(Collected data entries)
|---|

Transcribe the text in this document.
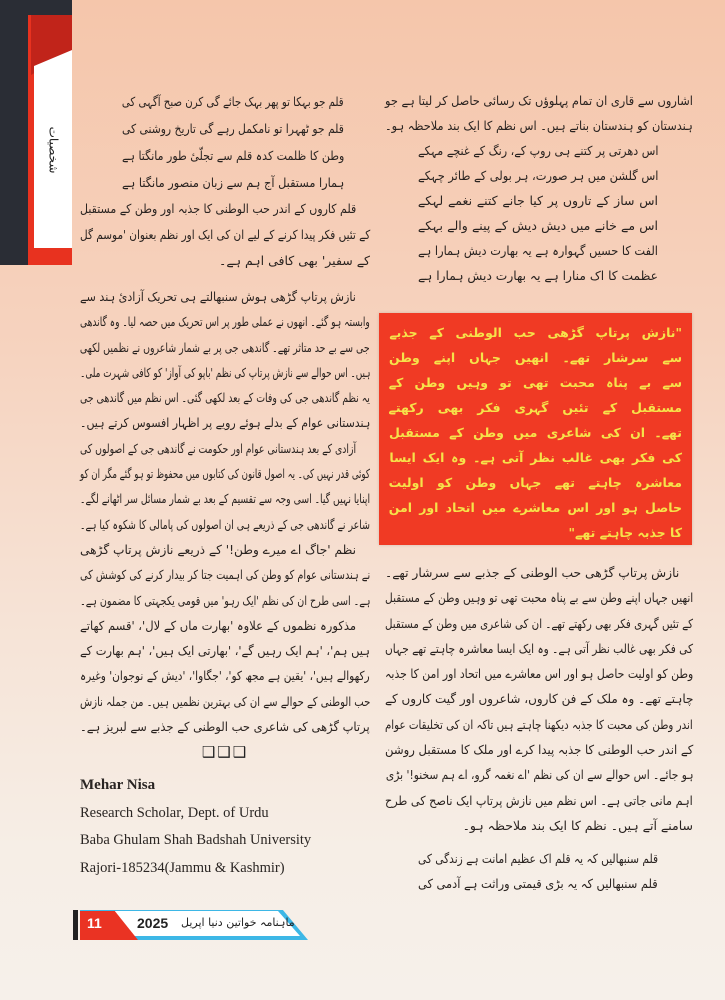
شخصیات
قلم جو بہکا تو پھر بہک جائے گی کرن صبح آگہی کی
قلم جو ٹھہرا تو نامکمل رہے گی تاریخ روشنی کی
وطن کا ظلمت کدہ قلم سے تجلّیٔ طور مانگتا ہے
ہمارا مستقبل آج ہم سے زبان منصور مانگتا ہے
قلم کاروں کے اندر حب الوطنی کا جذبہ اور وطن کے مستقبل
کے تئیں فکر پیدا کرنے کے لیے ان کی ایک اور نظم بعنوان 'موسم گل
کے سفیر' بھی کافی اہم ہے۔
نازش پرتاپ گڑھی ہوش سنبھالتے ہی تحریک آزادیٔ ہند سے
وابستہ ہو گئے۔ انھوں نے عملی طور پر اس تحریک میں حصہ لیا۔ وہ گاندھی
جی سے بے حد متاثر تھے۔ گاندھی جی پر بے شمار شاعروں نے نظمیں لکھی
ہیں۔ اس حوالے سے نازش پرتاپ کی نظم 'باپو کی آواز' کو کافی شہرت ملی۔
یہ نظم گاندھی جی کی وفات کے بعد لکھی گئی۔ اس نظم میں گاندھی جی
ہندستانی عوام کے بدلے ہوئے رویے پر اظہار افسوس کرتے ہیں۔
آزادی کے بعد ہندستانی عوام اور حکومت نے گاندھی جی کے اصولوں کی
کوئی قدر نہیں کی۔ یہ اصول قانون کی کتابوں میں محفوظ تو ہو گئے مگر ان کو
اپنایا نہیں گیا۔ اسی وجہ سے تقسیم کے بعد بے شمار مسائل سر اٹھانے لگے۔
شاعر نے گاندھی جی کے ذریعے ہی ان اصولوں کی پامالی کا شکوہ کیا ہے۔
نظم 'جاگ اے میرے وطن!' کے ذریعے نازش پرتاپ گڑھی
نے ہندستانی عوام کو وطن کی اہمیت جتا کر بیدار کرنے کی کوشش کی
ہے۔ اسی طرح ان کی نظم 'ایک رہو' میں قومی یکجہتی کا مضمون ہے۔
مذکورہ نظموں کے علاوہ 'بھارت ماں کے لال'، 'قسم کھاتے
ہیں ہم'، 'ہم ایک رہیں گے'، 'بھارتی ایک ہیں'، 'ہم بھارت کے
رکھوالے ہیں'، 'یقین ہے مجھ کو'، 'جگاوا'، 'دیش کے نوجوان' وغیرہ
حب الوطنی کے حوالے سے ان کی بہترین نظمیں ہیں۔ من جملہ نازش
پرتاپ گڑھی کی شاعری حب الوطنی کے جذبے سے لبریز ہے۔
❑❑❑
Mehar Nisa
Research Scholar, Dept. of Urdu
Baba Ghulam Shah Badshah University
Rajori-185234(Jammu & Kashmir)
اشاروں سے قاری ان تمام پہلوؤں تک رسائی حاصل کر لیتا ہے جو
ہندستان کو ہندستان بناتے ہیں۔ اس نظم کا ایک بند ملاحظہ ہو۔
اس دھرتی پر کتنے ہی روپ کے، رنگ کے غنچے مہکے
اس گلشن میں ہر صورت، ہر بولی کے طائر چہکے
اس ساز کے تاروں پر کیا جانے کتنے نغمے لہکے
اس مے خانے میں دیش دیش کے پینے والے بہکے
الفت کا حسیں گہوارہ ہے یہ بھارت دیش ہمارا ہے
عظمت کا اک منارا ہے یہ بھارت دیش ہمارا ہے
"نازش پرتاپ گڑھی حب الوطنی کے جذبے
سے سرشار تھے۔ انھیں جہاں اپنے وطن
سے بے پناہ محبت تھی تو وہیں وطن کے
مستقبل کے تئیں گہری فکر بھی رکھتے
تھے۔ ان کی شاعری میں وطن کے مستقبل
کی فکر بھی غالب نظر آتی ہے۔ وہ ایک ایسا
معاشرہ چاہتے تھے جہاں وطن کو اولیت
حاصل ہو اور اس معاشرے میں اتحاد اور امن
کا جذبہ چاہتے تھے"
نازش پرتاپ گڑھی حب الوطنی کے جذبے سے سرشار تھے۔
انھیں جہاں اپنے وطن سے بے پناہ محبت تھی تو وہیں وطن کے مستقبل
کے تئیں گہری فکر بھی رکھتے تھے۔ ان کی شاعری میں وطن کے مستقبل
کی فکر بھی غالب نظر آتی ہے۔ وہ ایک ایسا معاشرہ چاہتے تھے جہاں
وطن کو اولیت حاصل ہو اور اس معاشرے میں اتحاد اور امن کا جذبہ
چاہتے تھے۔ وہ ملک کے فن کاروں، شاعروں اور گیت کاروں کے
اندر وطن کی محبت کا جذبہ دیکھنا چاہتے ہیں تاکہ ان کی تخلیقات عوام
کے اندر حب الوطنی کا جذبہ پیدا کرے اور ملک کا مستقبل روشن
ہو جائے۔ اس حوالے سے ان کی نظم 'اے نغمہ گرو، اے ہم سخنو!' بڑی
اہم مانی جاتی ہے۔ اس نظم میں نازش پرتاپ ایک ناصح کی طرح
سامنے آتے ہیں۔ نظم کا ایک بند ملاحظہ ہو۔
قلم سنبھالیں کہ یہ قلم اک عظیم امانت ہے زندگی کی
قلم سنبھالیں کہ یہ بڑی قیمتی وراثت ہے آدمی کی
11	2025 ماہنامہ خواتین دنیا اپریل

|---|

Write out each entry exactly as given, omitting any picture.

Transcribe the text in this document.
شخصیات
قلم جو بہکا تو پھر بہک جائے گی کرن صبح آگہی کی
قلم جو ٹھہرا تو نامکمل رہے گی تاریخ روشنی کی
وطن کا ظلمت کدہ قلم سے تجلّیٔ طور مانگتا ہے
ہمارا مستقبل آج ہم سے زبان منصور مانگتا ہے
قلم کاروں کے اندر حب الوطنی کا جذبہ اور وطن کے مستقبل
کے تئیں فکر پیدا کرنے کے لیے ان کی ایک اور نظم بعنوان 'موسم گل
کے سفیر' بھی کافی اہم ہے۔
نازش پرتاپ گڑھی ہوش سنبھالتے ہی تحریک آزادیٔ ہند سے
وابستہ ہو گئے۔ انھوں نے عملی طور پر اس تحریک میں حصہ لیا۔ وہ گاندھی
جی سے بے حد متاثر تھے۔ گاندھی جی پر بے شمار شاعروں نے نظمیں لکھی
ہیں۔ اس حوالے سے نازش پرتاپ کی نظم 'باپو کی آواز' کو کافی شہرت ملی۔
یہ نظم گاندھی جی کی وفات کے بعد لکھی گئی۔ اس نظم میں گاندھی جی
ہندستانی عوام کے بدلے ہوئے رویے پر اظہار افسوس کرتے ہیں۔
آزادی کے بعد ہندستانی عوام اور حکومت نے گاندھی جی کے اصولوں کی
کوئی قدر نہیں کی۔ یہ اصول قانون کی کتابوں میں محفوظ تو ہو گئے مگر ان کو
اپنایا نہیں گیا۔ اسی وجہ سے تقسیم کے بعد بے شمار مسائل سر اٹھانے لگے۔
شاعر نے گاندھی جی کے ذریعے ہی ان اصولوں کی پامالی کا شکوہ کیا ہے۔
نظم 'جاگ اے میرے وطن!' کے ذریعے نازش پرتاپ گڑھی
نے ہندستانی عوام کو وطن کی اہمیت جتا کر بیدار کرنے کی کوشش کی
ہے۔ اسی طرح ان کی نظم 'ایک رہو' میں قومی یکجہتی کا مضمون ہے۔
مذکورہ نظموں کے علاوہ 'بھارت ماں کے لال'، 'قسم کھاتے
ہیں ہم'، 'ہم ایک رہیں گے'، 'بھارتی ایک ہیں'، 'ہم بھارت کے
رکھوالے ہیں'، 'یقین ہے مجھ کو'، 'جگاوا'، 'دیش کے نوجوان' وغیرہ
حب الوطنی کے حوالے سے ان کی بہترین نظمیں ہیں۔ من جملہ نازش
پرتاپ گڑھی کی شاعری حب الوطنی کے جذبے سے لبریز ہے۔
❑❑❑
Mehar Nisa
Research Scholar, Dept. of Urdu
Baba Ghulam Shah Badshah University
Rajori-185234(Jammu & Kashmir)
اشاروں سے قاری ان تمام پہلوؤں تک رسائی حاصل کر لیتا ہے جو
ہندستان کو ہندستان بناتے ہیں۔ اس نظم کا ایک بند ملاحظہ ہو۔
اس دھرتی پر کتنے ہی روپ کے، رنگ کے غنچے مہکے
اس گلشن میں ہر صورت، ہر بولی کے طائر چہکے
اس ساز کے تاروں پر کیا جانے کتنے نغمے لہکے
اس مے خانے میں دیش دیش کے پینے والے بہکے
الفت کا حسیں گہوارہ ہے یہ بھارت دیش ہمارا ہے
عظمت کا اک منارا ہے یہ بھارت دیش ہمارا ہے
"نازش پرتاپ گڑھی حب الوطنی کے جذبے
سے سرشار تھے۔ انھیں جہاں اپنے وطن
سے بے پناہ محبت تھی تو وہیں وطن کے
مستقبل کے تئیں گہری فکر بھی رکھتے
تھے۔ ان کی شاعری میں وطن کے مستقبل
کی فکر بھی غالب نظر آتی ہے۔ وہ ایک ایسا
معاشرہ چاہتے تھے جہاں وطن کو اولیت
حاصل ہو اور اس معاشرے میں اتحاد اور امن
کا جذبہ چاہتے تھے"
نازش پرتاپ گڑھی حب الوطنی کے جذبے سے سرشار تھے۔
انھیں جہاں اپنے وطن سے بے پناہ محبت تھی تو وہیں وطن کے مستقبل
کے تئیں گہری فکر بھی رکھتے تھے۔ ان کی شاعری میں وطن کے مستقبل
کی فکر بھی غالب نظر آتی ہے۔ وہ ایک ایسا معاشرہ چاہتے تھے جہاں
وطن کو اولیت حاصل ہو اور اس معاشرے میں اتحاد اور امن کا جذبہ
چاہتے تھے۔ وہ ملک کے فن کاروں، شاعروں اور گیت کاروں کے
اندر وطن کی محبت کا جذبہ دیکھنا چاہتے ہیں تاکہ ان کی تخلیقات عوام
کے اندر حب الوطنی کا جذبہ پیدا کرے اور ملک کا مستقبل روشن
ہو جائے۔ اس حوالے سے ان کی نظم 'اے نغمہ گرو، اے ہم سخنو!' بڑی
اہم مانی جاتی ہے۔ اس نظم میں نازش پرتاپ ایک ناصح کی طرح
سامنے آتے ہیں۔ نظم کا ایک بند ملاحظہ ہو۔
قلم سنبھالیں کہ یہ قلم اک عظیم امانت ہے زندگی کی
قلم سنبھالیں کہ یہ بڑی قیمتی وراثت ہے آدمی کی
11	2025 ماہنامہ خواتین دنیا اپریل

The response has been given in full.